## WORK INSTRUCTIONS:
Write down each entry again, exactly as it reads.

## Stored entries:

════

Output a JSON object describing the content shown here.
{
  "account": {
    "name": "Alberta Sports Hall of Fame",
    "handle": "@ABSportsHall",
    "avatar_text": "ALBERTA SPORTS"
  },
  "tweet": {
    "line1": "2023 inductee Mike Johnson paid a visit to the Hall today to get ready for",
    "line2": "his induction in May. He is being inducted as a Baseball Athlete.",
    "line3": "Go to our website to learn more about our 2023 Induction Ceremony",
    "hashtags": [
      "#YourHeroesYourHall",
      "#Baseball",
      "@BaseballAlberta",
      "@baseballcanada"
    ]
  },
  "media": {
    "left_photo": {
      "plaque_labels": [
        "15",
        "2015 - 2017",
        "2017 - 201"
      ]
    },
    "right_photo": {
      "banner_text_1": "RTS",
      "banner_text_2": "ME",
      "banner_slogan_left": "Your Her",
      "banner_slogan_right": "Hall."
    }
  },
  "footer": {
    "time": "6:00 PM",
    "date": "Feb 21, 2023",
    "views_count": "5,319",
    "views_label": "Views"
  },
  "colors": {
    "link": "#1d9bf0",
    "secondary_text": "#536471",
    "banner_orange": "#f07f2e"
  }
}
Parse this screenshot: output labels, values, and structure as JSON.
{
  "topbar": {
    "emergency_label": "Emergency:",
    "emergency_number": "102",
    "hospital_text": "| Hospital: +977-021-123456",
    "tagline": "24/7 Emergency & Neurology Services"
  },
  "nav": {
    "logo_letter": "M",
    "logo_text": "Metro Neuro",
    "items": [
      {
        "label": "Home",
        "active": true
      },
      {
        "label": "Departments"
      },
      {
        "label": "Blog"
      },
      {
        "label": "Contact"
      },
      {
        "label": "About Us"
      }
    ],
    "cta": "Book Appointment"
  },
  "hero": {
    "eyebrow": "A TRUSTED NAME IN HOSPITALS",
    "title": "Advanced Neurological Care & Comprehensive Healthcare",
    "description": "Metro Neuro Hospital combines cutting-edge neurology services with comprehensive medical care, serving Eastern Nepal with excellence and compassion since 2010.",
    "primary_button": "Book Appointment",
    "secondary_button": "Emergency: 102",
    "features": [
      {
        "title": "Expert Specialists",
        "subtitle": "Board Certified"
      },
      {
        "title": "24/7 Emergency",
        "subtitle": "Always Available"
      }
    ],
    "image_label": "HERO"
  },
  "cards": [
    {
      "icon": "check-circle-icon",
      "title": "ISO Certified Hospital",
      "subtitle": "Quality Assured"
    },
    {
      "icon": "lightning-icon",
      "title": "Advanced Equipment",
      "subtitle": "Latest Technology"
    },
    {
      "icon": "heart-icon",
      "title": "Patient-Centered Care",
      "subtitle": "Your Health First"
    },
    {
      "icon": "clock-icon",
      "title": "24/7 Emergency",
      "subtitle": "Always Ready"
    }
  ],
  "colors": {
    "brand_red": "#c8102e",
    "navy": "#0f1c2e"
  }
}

════

## ANSWER FOR THIS EXERCISE:
Output a JSON object describing the content shown here.
{
  "account": {
    "name": "Alberta Sports Hall of Fame",
    "handle": "@ABSportsHall",
    "avatar_text": "ALBERTA SPORTS"
  },
  "tweet": {
    "line1": "2023 inductee Mike Johnson paid a visit to the Hall today to get ready for",
    "line2": "his induction in May. He is being inducted as a Baseball Athlete.",
    "line3": "Go to our website to learn more about our 2023 Induction Ceremony",
    "hashtags": [
      "#YourHeroesYourHall",
      "#Baseball",
      "@BaseballAlberta",
      "@baseballcanada"
    ]
  },
  "media": {
    "left_photo": {
      "plaque_labels": [
        "15",
        "2015 - 2017",
        "2017 - 201"
      ]
    },
    "right_photo": {
      "banner_text_1": "RTS",
      "banner_text_2": "ME",
      "banner_slogan_left": "Your Her",
      "banner_slogan_right": "Hall."
    }
  },
  "footer": {
    "time": "6:00 PM",
    "date": "Feb 21, 2023",
    "views_count": "5,319",
    "views_label": "Views"
  },
  "colors": {
    "link": "#1d9bf0",
    "secondary_text": "#536471",
    "banner_orange": "#f07f2e"
  }
}
Parse this screenshot: output labels, values, and structure as JSON.
{
  "topbar": {
    "emergency_label": "Emergency:",
    "emergency_number": "102",
    "hospital_text": "| Hospital: +977-021-123456",
    "tagline": "24/7 Emergency & Neurology Services"
  },
  "nav": {
    "logo_letter": "M",
    "logo_text": "Metro Neuro",
    "items": [
      {
        "label": "Home",
        "active": true
      },
      {
        "label": "Departments"
      },
      {
        "label": "Blog"
      },
      {
        "label": "Contact"
      },
      {
        "label": "About Us"
      }
    ],
    "cta": "Book Appointment"
  },
  "hero": {
    "eyebrow": "A TRUSTED NAME IN HOSPITALS",
    "title": "Advanced Neurological Care & Comprehensive Healthcare",
    "description": "Metro Neuro Hospital combines cutting-edge neurology services with comprehensive medical care, serving Eastern Nepal with excellence and compassion since 2010.",
    "primary_button": "Book Appointment",
    "secondary_button": "Emergency: 102",
    "features": [
      {
        "title": "Expert Specialists",
        "subtitle": "Board Certified"
      },
      {
        "title": "24/7 Emergency",
        "subtitle": "Always Available"
      }
    ],
    "image_label": "HERO"
  },
  "cards": [
    {
      "icon": "check-circle-icon",
      "title": "ISO Certified Hospital",
      "subtitle": "Quality Assured"
    },
    {
      "icon": "lightning-icon",
      "title": "Advanced Equipment",
      "subtitle": "Latest Technology"
    },
    {
      "icon": "heart-icon",
      "title": "Patient-Centered Care",
      "subtitle": "Your Health First"
    },
    {
      "icon": "clock-icon",
      "title": "24/7 Emergency",
      "subtitle": "Always Ready"
    }
  ],
  "colors": {
    "brand_red": "#c8102e",
    "navy": "#0f1c2e"
  }
}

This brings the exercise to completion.